** TASK STATEMENT **
Repeat the data verbatim.

** EXERCISE INPUTS **

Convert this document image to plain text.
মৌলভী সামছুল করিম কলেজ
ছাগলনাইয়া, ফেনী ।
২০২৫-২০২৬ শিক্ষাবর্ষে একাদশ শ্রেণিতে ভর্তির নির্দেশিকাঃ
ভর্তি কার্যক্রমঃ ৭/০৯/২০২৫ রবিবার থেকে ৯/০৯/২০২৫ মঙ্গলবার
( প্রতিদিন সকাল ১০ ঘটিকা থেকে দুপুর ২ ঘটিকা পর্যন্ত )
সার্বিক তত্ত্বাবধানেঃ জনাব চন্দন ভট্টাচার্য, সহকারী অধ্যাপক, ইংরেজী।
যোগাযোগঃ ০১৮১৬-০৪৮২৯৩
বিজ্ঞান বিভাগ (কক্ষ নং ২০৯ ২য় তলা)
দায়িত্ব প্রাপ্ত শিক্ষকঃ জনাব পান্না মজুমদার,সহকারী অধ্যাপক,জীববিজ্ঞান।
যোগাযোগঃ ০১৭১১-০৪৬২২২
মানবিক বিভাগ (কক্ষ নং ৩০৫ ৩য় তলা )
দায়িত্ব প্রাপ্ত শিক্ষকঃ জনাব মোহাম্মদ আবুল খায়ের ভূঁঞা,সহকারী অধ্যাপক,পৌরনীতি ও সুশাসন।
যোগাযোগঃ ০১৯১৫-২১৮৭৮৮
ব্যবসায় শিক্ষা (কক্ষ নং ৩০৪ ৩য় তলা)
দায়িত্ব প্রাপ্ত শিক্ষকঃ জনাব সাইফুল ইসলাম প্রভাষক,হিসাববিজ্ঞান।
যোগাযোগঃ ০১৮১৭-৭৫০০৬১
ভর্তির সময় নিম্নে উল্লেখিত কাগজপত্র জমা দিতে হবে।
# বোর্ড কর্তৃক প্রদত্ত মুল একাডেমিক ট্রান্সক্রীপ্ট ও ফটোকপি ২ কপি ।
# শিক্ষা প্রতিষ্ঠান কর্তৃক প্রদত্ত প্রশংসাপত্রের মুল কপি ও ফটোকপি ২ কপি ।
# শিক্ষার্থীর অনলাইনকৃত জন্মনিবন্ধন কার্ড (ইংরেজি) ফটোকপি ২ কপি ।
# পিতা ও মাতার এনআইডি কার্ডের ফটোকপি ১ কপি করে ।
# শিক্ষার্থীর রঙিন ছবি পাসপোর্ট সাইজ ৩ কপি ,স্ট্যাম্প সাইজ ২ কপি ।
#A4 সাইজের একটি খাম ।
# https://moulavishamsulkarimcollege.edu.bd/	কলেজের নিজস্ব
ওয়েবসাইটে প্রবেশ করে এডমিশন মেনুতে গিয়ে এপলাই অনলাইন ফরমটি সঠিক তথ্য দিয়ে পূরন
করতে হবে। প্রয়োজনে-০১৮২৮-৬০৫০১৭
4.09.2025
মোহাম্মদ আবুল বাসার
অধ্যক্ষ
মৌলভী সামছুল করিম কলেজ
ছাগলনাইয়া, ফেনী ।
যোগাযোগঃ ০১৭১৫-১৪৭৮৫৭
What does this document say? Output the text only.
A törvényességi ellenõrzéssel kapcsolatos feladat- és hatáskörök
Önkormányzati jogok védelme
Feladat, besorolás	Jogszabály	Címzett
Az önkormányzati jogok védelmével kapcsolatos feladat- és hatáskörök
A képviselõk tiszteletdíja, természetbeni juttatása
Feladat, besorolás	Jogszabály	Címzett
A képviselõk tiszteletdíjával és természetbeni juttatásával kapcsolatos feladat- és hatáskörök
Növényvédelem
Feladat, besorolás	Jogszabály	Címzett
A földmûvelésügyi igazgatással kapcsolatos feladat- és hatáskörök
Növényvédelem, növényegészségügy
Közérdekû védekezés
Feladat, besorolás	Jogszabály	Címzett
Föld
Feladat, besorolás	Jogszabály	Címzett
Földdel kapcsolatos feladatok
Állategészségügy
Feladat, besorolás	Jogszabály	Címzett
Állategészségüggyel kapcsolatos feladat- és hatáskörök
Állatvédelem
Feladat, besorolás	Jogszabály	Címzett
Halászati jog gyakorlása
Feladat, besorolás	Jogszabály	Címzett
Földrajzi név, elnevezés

** RESULT OF THIS TASK **
Convert this document image to plain text.
মৌলভী সামছুল করিম কলেজ
ছাগলনাইয়া, ফেনী ।
২০২৫-২০২৬ শিক্ষাবর্ষে একাদশ শ্রেণিতে ভর্তির নির্দেশিকাঃ
ভর্তি কার্যক্রমঃ ৭/০৯/২০২৫ রবিবার থেকে ৯/০৯/২০২৫ মঙ্গলবার
( প্রতিদিন সকাল ১০ ঘটিকা থেকে দুপুর ২ ঘটিকা পর্যন্ত )
সার্বিক তত্ত্বাবধানেঃ জনাব চন্দন ভট্টাচার্য, সহকারী অধ্যাপক, ইংরেজী।
যোগাযোগঃ ০১৮১৬-০৪৮২৯৩
বিজ্ঞান বিভাগ (কক্ষ নং ২০৯ ২য় তলা)
দায়িত্ব প্রাপ্ত শিক্ষকঃ জনাব পান্না মজুমদার,সহকারী অধ্যাপক,জীববিজ্ঞান।
যোগাযোগঃ ০১৭১১-০৪৬২২২
মানবিক বিভাগ (কক্ষ নং ৩০৫ ৩য় তলা )
দায়িত্ব প্রাপ্ত শিক্ষকঃ জনাব মোহাম্মদ আবুল খায়ের ভূঁঞা,সহকারী অধ্যাপক,পৌরনীতি ও সুশাসন।
যোগাযোগঃ ০১৯১৫-২১৮৭৮৮
ব্যবসায় শিক্ষা (কক্ষ নং ৩০৪ ৩য় তলা)
দায়িত্ব প্রাপ্ত শিক্ষকঃ জনাব সাইফুল ইসলাম প্রভাষক,হিসাববিজ্ঞান।
যোগাযোগঃ ০১৮১৭-৭৫০০৬১
ভর্তির সময় নিম্নে উল্লেখিত কাগজপত্র জমা দিতে হবে।
# বোর্ড কর্তৃক প্রদত্ত মুল একাডেমিক ট্রান্সক্রীপ্ট ও ফটোকপি ২ কপি ।
# শিক্ষা প্রতিষ্ঠান কর্তৃক প্রদত্ত প্রশংসাপত্রের মুল কপি ও ফটোকপি ২ কপি ।
# শিক্ষার্থীর অনলাইনকৃত জন্মনিবন্ধন কার্ড (ইংরেজি) ফটোকপি ২ কপি ।
# পিতা ও মাতার এনআইডি কার্ডের ফটোকপি ১ কপি করে ।
# শিক্ষার্থীর রঙিন ছবি পাসপোর্ট সাইজ ৩ কপি ,স্ট্যাম্প সাইজ ২ কপি ।
#A4 সাইজের একটি খাম ।
# https://moulavishamsulkarimcollege.edu.bd/	কলেজের নিজস্ব
ওয়েবসাইটে প্রবেশ করে এডমিশন মেনুতে গিয়ে এপলাই অনলাইন ফরমটি সঠিক তথ্য দিয়ে পূরন
করতে হবে। প্রয়োজনে-০১৮২৮-৬০৫০১৭
4.09.2025
মোহাম্মদ আবুল বাসার
অধ্যক্ষ
মৌলভী সামছুল করিম কলেজ
ছাগলনাইয়া, ফেনী ।
যোগাযোগঃ ০১৭১৫-১৪৭৮৫৭
What does this document say? Output the text only.
A törvényességi ellenõrzéssel kapcsolatos feladat- és hatáskörök
Önkormányzati jogok védelme
Feladat, besorolás	Jogszabály	Címzett
Az önkormányzati jogok védelmével kapcsolatos feladat- és hatáskörök
A képviselõk tiszteletdíja, természetbeni juttatása
Feladat, besorolás	Jogszabály	Címzett
A képviselõk tiszteletdíjával és természetbeni juttatásával kapcsolatos feladat- és hatáskörök
Növényvédelem
Feladat, besorolás	Jogszabály	Címzett
A földmûvelésügyi igazgatással kapcsolatos feladat- és hatáskörök
Növényvédelem, növényegészségügy
Közérdekû védekezés
Feladat, besorolás	Jogszabály	Címzett
Föld
Feladat, besorolás	Jogszabály	Címzett
Földdel kapcsolatos feladatok
Állategészségügy
Feladat, besorolás	Jogszabály	Címzett
Állategészségüggyel kapcsolatos feladat- és hatáskörök
Állatvédelem
Feladat, besorolás	Jogszabály	Címzett
Halászati jog gyakorlása
Feladat, besorolás	Jogszabály	Címzett
Földrajzi név, elnevezés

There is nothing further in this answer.